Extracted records
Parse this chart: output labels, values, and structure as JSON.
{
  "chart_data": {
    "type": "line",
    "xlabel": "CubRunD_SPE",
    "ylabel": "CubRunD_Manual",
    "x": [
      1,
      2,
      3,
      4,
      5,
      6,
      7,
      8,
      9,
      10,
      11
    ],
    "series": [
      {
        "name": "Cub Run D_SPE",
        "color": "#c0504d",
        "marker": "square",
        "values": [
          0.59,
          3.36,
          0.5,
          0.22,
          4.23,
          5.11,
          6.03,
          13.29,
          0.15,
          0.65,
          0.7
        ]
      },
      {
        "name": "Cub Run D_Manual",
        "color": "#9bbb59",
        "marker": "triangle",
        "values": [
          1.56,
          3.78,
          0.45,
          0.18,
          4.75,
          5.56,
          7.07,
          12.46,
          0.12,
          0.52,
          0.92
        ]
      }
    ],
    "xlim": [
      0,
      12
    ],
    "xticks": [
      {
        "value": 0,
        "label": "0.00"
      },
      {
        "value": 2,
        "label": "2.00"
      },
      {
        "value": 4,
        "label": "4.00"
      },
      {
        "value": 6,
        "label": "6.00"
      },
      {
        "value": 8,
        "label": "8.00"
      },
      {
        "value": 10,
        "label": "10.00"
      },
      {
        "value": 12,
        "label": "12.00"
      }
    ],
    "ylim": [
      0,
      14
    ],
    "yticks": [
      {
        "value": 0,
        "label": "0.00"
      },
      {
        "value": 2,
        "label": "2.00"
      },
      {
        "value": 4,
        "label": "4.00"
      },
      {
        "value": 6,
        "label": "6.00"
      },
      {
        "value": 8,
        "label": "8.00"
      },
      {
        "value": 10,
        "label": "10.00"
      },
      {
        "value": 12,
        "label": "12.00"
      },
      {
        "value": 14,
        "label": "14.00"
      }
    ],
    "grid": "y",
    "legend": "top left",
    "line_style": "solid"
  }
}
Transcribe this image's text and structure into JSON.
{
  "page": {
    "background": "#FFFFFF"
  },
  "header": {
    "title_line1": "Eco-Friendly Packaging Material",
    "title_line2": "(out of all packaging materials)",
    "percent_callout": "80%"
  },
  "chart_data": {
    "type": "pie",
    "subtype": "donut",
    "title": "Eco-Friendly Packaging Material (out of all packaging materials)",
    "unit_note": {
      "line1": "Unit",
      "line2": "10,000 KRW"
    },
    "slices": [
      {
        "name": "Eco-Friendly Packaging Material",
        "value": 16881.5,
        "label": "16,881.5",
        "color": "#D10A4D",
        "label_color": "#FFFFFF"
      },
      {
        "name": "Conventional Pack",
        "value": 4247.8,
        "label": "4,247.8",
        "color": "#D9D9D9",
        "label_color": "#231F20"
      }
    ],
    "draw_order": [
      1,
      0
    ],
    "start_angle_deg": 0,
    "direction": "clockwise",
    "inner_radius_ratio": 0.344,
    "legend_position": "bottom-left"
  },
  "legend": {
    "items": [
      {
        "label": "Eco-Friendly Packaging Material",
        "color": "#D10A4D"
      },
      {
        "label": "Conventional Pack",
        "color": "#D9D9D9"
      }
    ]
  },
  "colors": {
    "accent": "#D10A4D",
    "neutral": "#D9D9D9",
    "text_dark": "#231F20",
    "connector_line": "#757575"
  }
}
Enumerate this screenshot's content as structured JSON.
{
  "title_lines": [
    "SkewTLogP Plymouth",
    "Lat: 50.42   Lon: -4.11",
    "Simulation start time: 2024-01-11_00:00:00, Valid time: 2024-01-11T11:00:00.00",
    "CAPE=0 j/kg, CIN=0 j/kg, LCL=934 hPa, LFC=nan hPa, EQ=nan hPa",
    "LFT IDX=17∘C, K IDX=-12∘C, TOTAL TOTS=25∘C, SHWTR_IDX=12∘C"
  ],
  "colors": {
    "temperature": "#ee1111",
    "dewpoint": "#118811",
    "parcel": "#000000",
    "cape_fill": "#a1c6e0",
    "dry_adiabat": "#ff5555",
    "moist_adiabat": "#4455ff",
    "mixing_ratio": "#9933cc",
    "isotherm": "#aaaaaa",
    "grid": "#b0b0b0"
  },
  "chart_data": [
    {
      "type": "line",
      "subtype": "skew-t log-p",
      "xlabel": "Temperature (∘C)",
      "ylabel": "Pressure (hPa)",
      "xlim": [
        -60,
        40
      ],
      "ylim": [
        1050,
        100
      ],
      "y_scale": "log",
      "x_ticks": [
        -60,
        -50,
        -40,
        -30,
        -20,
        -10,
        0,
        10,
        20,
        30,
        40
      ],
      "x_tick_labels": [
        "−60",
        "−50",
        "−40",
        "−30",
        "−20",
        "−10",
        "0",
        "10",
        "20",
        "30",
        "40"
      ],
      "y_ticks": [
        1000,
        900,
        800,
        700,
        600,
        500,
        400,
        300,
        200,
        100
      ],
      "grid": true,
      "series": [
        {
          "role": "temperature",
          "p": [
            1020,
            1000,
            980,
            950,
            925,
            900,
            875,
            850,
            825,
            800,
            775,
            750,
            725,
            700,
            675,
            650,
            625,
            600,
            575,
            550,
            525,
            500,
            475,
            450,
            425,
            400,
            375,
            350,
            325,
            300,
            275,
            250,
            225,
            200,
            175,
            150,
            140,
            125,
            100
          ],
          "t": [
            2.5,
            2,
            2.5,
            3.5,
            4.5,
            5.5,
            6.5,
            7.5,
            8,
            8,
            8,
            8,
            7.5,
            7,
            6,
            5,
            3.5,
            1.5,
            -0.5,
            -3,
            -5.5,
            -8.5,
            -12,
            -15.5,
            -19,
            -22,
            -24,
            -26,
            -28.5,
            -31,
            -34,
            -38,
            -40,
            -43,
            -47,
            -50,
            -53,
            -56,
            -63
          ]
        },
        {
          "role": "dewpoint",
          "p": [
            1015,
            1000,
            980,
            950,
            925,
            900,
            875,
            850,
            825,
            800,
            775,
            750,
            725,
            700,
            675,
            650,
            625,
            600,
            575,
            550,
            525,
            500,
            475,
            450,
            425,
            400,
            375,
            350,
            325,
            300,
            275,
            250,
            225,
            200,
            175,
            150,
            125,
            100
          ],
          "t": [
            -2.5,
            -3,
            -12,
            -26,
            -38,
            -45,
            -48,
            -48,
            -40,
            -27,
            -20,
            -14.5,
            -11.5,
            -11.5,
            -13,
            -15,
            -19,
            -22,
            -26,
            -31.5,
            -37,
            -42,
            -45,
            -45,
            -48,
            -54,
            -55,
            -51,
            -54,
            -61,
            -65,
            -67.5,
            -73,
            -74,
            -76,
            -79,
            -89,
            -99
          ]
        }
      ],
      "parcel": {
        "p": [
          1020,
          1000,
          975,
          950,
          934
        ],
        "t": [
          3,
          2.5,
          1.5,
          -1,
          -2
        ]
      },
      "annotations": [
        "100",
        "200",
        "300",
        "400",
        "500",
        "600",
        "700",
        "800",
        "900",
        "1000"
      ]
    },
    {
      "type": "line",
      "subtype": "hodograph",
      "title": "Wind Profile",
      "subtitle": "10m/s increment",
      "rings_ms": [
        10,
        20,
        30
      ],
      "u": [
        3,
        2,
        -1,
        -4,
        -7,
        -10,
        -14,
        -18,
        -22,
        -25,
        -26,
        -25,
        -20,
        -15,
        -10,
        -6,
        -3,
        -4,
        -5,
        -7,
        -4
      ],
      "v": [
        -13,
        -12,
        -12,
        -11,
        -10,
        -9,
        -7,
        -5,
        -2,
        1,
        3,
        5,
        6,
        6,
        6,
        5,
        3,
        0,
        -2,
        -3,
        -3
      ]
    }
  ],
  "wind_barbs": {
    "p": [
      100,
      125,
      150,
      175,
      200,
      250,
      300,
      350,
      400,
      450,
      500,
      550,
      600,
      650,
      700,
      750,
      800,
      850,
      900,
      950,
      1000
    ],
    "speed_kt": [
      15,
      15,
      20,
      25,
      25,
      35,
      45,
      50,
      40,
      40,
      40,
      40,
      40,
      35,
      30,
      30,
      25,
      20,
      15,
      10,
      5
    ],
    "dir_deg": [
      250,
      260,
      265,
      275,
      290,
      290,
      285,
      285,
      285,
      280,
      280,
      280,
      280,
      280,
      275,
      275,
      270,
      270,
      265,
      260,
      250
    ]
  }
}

▶ [REQUIRED WORK]: Lines of the material that contain the word "JSON" are to be gathered.

▶ [SOLUTION TO THE EXERCISE]:
Parse this chart: output labels, values, and structure as JSON.
Transcribe this image's text and structure into JSON.
Enumerate this screenshot's content as structured JSON.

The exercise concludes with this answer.